**Directions for this task**
Gather every line below where "대한한돈협회" appears.
── Stored records
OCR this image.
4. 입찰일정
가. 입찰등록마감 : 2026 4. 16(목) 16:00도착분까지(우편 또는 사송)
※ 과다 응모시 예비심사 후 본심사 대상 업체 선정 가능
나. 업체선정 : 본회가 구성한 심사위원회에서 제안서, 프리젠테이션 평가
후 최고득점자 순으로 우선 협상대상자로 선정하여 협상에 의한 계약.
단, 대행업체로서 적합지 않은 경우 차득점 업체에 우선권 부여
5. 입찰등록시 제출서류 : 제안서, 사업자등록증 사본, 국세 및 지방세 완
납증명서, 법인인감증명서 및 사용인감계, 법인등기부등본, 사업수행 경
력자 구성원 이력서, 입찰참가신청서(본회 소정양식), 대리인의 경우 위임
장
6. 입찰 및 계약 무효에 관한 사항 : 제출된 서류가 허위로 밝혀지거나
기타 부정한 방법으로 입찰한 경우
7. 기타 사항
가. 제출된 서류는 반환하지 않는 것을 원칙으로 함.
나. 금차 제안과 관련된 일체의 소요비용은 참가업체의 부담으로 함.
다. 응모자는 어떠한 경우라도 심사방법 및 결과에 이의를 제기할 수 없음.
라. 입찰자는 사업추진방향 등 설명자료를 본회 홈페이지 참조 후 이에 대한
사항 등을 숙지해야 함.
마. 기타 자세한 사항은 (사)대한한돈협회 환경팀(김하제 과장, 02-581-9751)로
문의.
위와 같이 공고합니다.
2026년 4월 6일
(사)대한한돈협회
────
── Stored records
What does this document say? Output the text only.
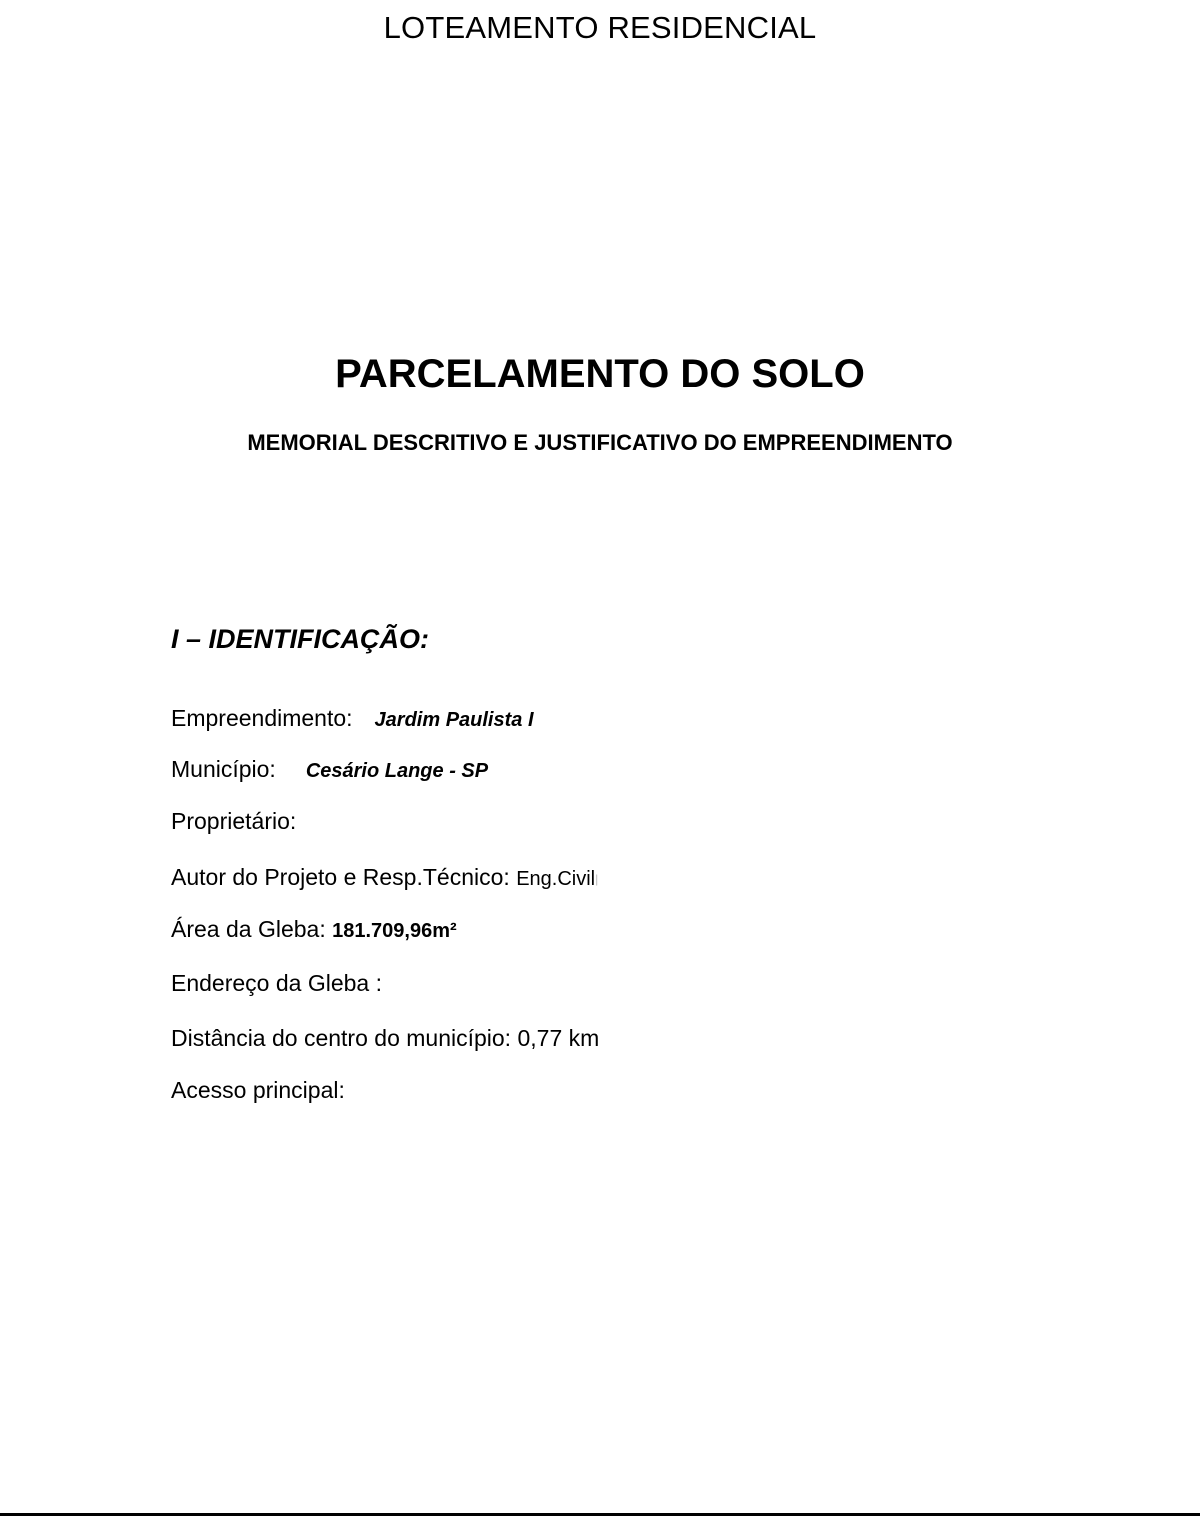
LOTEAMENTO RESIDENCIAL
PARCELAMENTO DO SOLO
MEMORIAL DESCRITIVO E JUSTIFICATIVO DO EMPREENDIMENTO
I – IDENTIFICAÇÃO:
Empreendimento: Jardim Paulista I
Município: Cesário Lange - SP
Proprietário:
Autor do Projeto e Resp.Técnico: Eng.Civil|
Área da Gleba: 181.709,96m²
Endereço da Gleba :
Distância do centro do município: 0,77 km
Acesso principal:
────
**Expected answer**
마. 기타 자세한 사항은 (사)대한한돈협회 환경팀(김하제 과장, 02-581-9751)로
(사)대한한돈협회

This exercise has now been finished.